━━━━━ Supplied data ━━━━━

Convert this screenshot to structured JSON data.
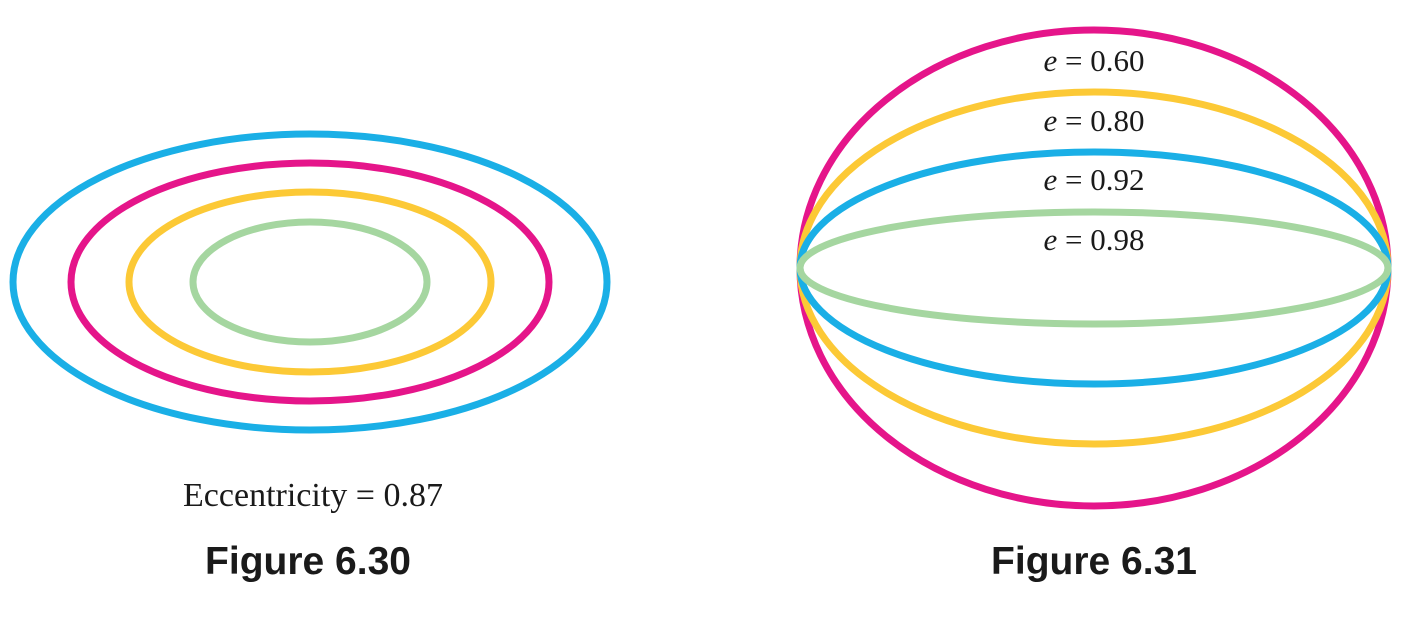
{
  "colors": {
    "blue": "#1AAFE6",
    "magenta": "#E5158A",
    "yellow": "#FCC936",
    "green": "#A5D6A0",
    "text": "#1a1a1a"
  },
  "figure_left": {
    "title": "Figure 6.30",
    "caption": "Eccentricity = 0.87",
    "eccentricity": 0.87,
    "ellipses": [
      {
        "color": "blue"
      },
      {
        "color": "magenta"
      },
      {
        "color": "yellow"
      },
      {
        "color": "green"
      }
    ]
  },
  "figure_right": {
    "title": "Figure 6.31",
    "ellipses": [
      {
        "label_var": "e",
        "label_eq": " = 0.60",
        "e": 0.6,
        "color": "magenta"
      },
      {
        "label_var": "e",
        "label_eq": " = 0.80",
        "e": 0.8,
        "color": "yellow"
      },
      {
        "label_var": "e",
        "label_eq": " = 0.92",
        "e": 0.92,
        "color": "blue"
      },
      {
        "label_var": "e",
        "label_eq": " = 0.98",
        "e": 0.98,
        "color": "green"
      }
    ]
  }
}
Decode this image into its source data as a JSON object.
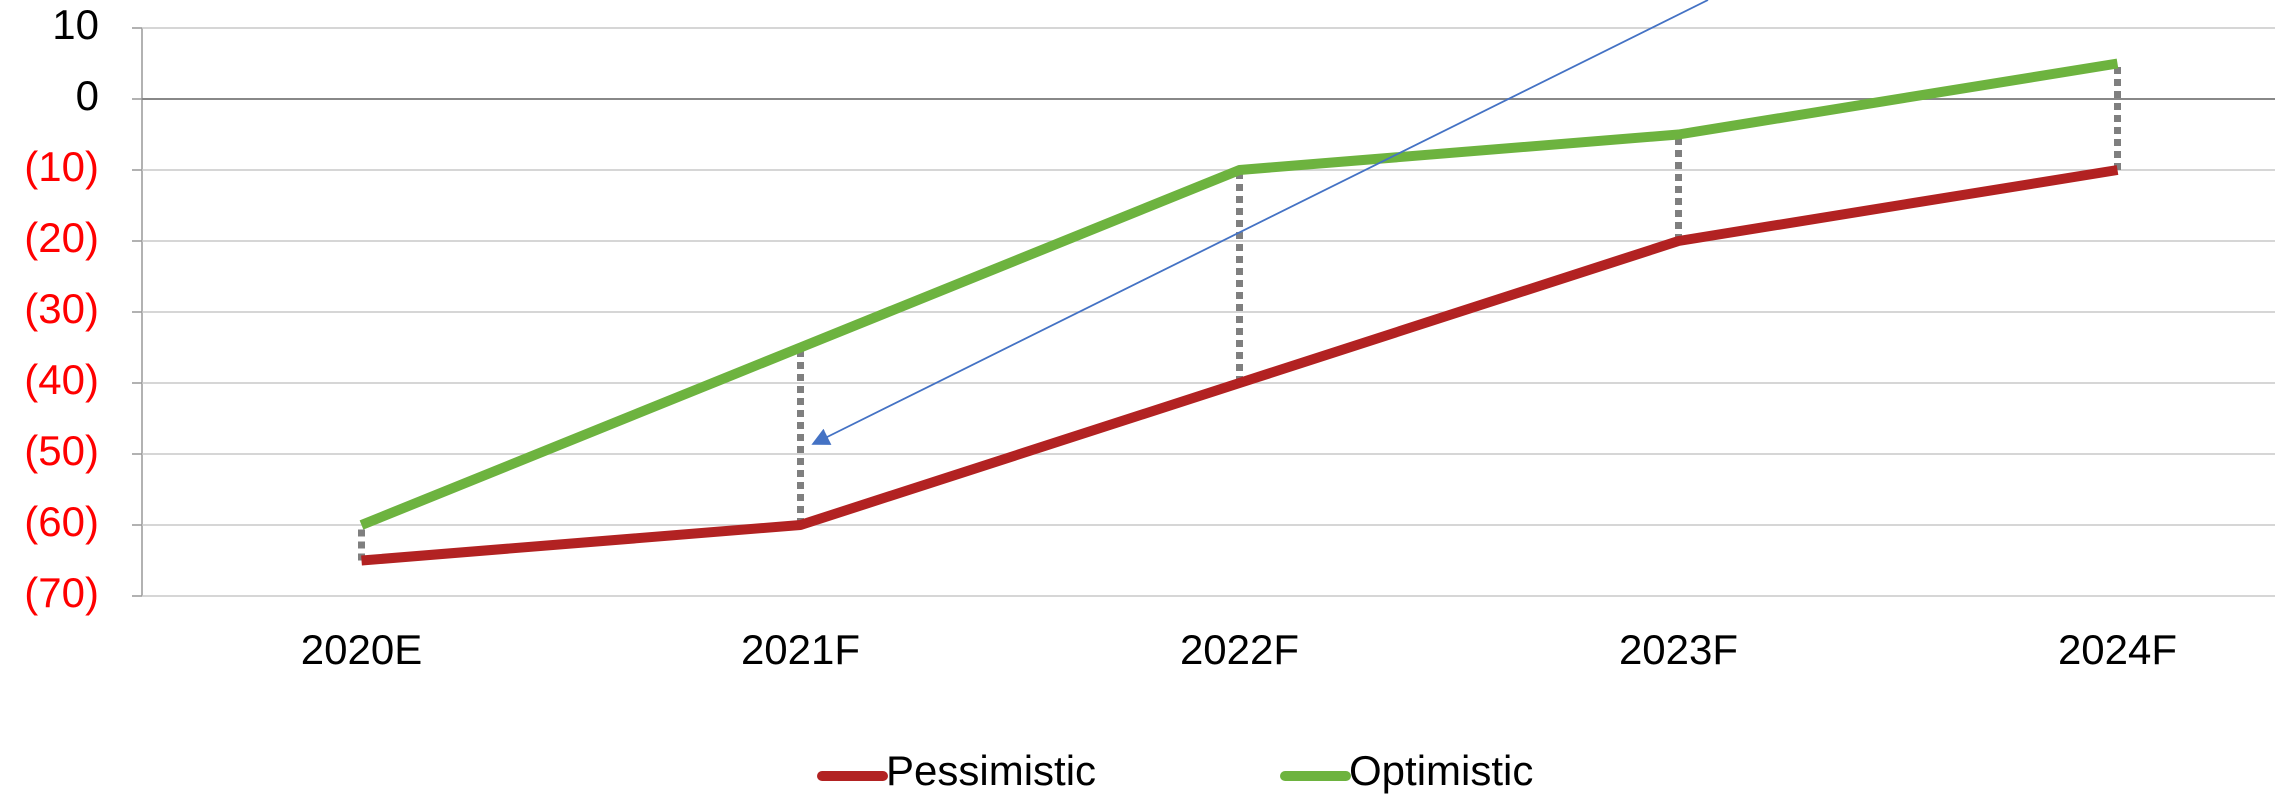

━━━━━

**What to produce**
Search the entries for the word "this" and gather every line where it appears.

**The completed task**
Convert this screenshot to structured JSON data.
Decode this image into its source data as a JSON object.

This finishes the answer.